-- TO DO --
Gather each line in the entries that includes the string "values".

-- DATA FOR PROCESSING --
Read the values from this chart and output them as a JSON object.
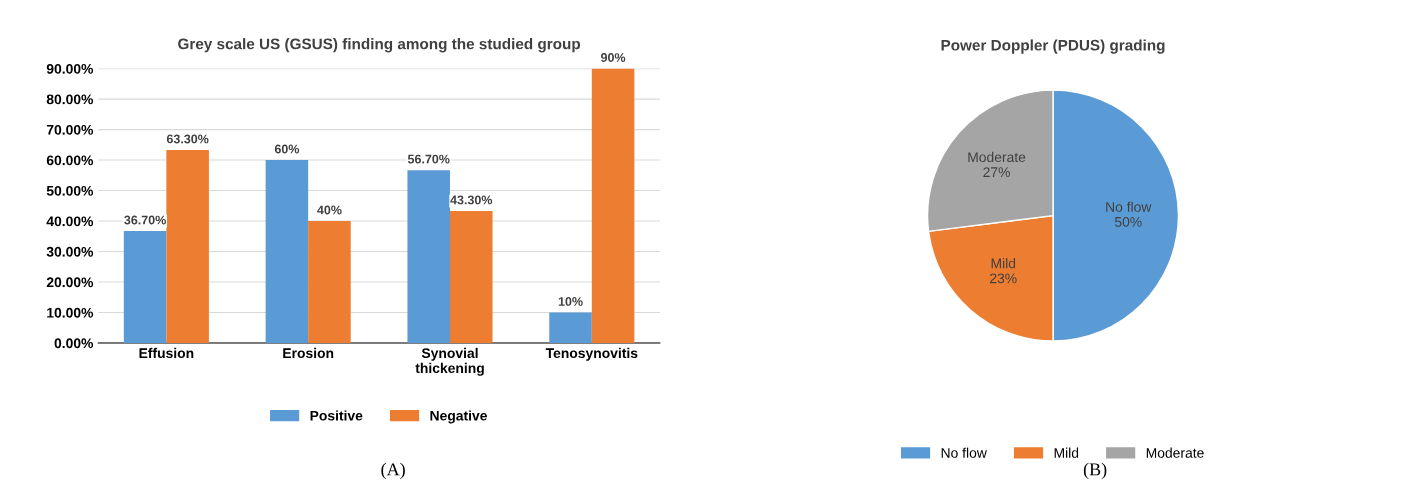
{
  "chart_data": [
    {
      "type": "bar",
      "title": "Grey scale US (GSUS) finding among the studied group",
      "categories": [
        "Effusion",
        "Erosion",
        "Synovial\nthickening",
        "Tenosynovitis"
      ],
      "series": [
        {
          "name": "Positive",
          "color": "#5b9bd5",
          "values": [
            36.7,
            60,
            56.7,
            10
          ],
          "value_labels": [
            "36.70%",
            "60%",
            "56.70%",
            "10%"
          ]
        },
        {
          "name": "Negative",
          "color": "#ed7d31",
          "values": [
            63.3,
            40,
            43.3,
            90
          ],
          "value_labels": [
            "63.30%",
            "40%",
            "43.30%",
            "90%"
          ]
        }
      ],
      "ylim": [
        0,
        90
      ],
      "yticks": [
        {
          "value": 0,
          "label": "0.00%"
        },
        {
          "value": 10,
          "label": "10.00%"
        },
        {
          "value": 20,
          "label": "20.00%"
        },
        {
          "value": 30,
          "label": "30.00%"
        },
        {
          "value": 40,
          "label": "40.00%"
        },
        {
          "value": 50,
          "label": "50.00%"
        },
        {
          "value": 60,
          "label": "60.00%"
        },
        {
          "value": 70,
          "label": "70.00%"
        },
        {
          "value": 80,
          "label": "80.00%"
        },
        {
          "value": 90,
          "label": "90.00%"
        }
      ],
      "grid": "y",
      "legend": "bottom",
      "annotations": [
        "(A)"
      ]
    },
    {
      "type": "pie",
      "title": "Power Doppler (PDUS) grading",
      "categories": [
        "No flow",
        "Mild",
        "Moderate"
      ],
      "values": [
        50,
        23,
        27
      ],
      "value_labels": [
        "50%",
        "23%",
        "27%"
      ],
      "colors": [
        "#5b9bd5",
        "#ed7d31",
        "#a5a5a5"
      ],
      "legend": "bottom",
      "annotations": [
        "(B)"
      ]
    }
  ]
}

* * *

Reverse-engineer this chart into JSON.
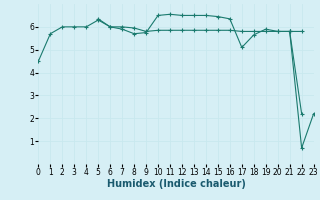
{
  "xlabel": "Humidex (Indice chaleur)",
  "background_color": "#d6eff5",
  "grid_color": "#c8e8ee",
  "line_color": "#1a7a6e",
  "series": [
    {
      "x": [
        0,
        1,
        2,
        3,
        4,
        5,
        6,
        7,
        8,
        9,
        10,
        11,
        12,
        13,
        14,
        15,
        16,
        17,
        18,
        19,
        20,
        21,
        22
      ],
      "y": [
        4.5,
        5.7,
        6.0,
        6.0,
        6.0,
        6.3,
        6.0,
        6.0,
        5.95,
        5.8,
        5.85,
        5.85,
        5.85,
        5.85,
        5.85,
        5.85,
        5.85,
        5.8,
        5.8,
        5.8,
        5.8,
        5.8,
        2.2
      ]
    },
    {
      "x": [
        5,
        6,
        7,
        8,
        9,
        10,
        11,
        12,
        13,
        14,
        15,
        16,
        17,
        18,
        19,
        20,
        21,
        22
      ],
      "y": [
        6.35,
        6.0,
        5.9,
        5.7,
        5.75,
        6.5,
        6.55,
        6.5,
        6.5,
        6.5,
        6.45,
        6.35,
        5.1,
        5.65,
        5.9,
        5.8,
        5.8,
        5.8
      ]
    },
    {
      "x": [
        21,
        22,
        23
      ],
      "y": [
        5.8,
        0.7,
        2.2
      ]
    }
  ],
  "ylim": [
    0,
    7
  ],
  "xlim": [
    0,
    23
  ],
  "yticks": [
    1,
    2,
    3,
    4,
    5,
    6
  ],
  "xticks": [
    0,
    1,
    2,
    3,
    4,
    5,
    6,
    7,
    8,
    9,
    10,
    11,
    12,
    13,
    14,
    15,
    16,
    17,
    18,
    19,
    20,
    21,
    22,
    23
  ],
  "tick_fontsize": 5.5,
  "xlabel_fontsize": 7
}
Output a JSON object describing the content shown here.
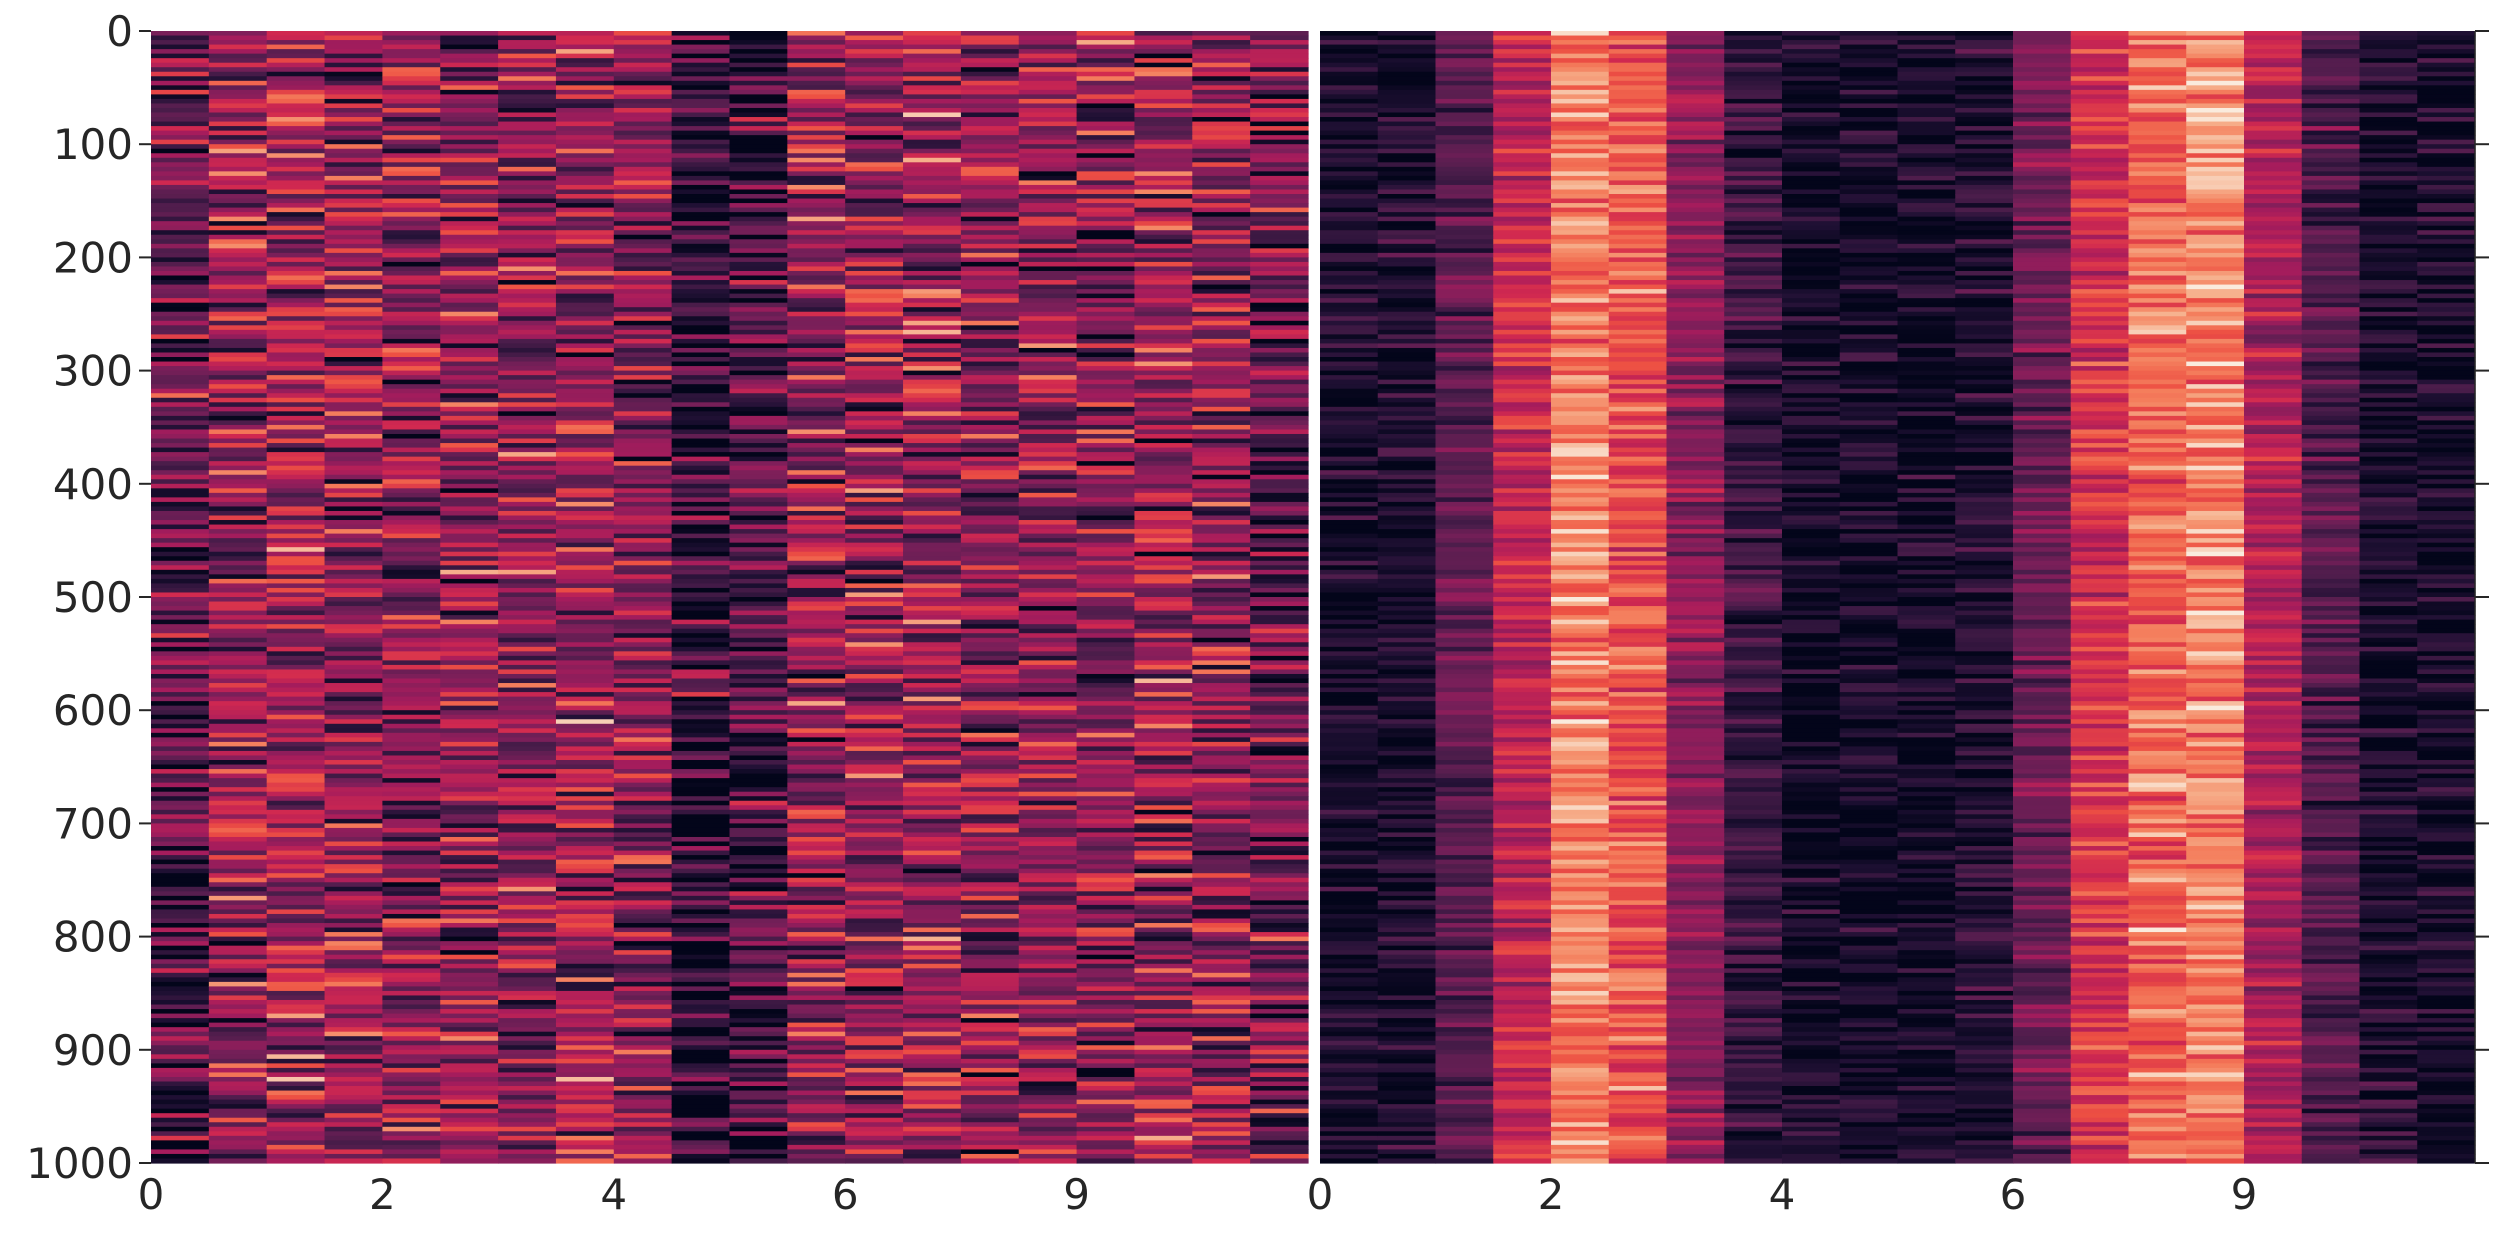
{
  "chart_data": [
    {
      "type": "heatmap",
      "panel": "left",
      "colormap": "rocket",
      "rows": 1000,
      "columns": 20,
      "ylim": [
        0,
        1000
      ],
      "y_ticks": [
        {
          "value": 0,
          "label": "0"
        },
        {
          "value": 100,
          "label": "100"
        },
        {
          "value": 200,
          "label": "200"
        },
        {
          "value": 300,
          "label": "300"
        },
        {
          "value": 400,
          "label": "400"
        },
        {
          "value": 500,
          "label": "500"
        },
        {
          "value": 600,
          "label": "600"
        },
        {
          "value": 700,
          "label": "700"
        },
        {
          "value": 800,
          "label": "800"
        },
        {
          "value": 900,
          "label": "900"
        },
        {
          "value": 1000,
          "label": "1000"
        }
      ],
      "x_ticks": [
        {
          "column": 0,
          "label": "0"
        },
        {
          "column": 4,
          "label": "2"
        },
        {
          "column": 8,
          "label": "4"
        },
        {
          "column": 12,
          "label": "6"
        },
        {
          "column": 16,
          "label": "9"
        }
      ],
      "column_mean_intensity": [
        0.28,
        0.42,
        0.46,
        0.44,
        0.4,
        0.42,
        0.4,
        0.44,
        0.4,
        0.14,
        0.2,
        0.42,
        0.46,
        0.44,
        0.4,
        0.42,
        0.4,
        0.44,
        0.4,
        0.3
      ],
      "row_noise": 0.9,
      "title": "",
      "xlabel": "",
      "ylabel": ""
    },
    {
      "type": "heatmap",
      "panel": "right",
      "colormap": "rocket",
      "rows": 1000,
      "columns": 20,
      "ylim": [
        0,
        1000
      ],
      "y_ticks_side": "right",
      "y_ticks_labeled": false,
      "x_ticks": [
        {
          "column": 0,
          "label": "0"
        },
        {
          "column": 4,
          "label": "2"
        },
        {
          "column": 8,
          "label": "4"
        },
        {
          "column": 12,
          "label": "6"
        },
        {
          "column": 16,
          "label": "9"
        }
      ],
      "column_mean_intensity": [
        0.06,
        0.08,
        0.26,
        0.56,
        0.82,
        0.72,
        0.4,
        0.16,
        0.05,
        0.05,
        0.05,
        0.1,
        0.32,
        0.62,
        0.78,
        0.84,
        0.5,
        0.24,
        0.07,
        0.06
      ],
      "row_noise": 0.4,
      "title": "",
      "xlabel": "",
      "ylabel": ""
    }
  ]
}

-- ANSWER TO THIS TASK --
Read the values from this chart and output them as a JSON object.
          "values": [
          "values": [
      "values": [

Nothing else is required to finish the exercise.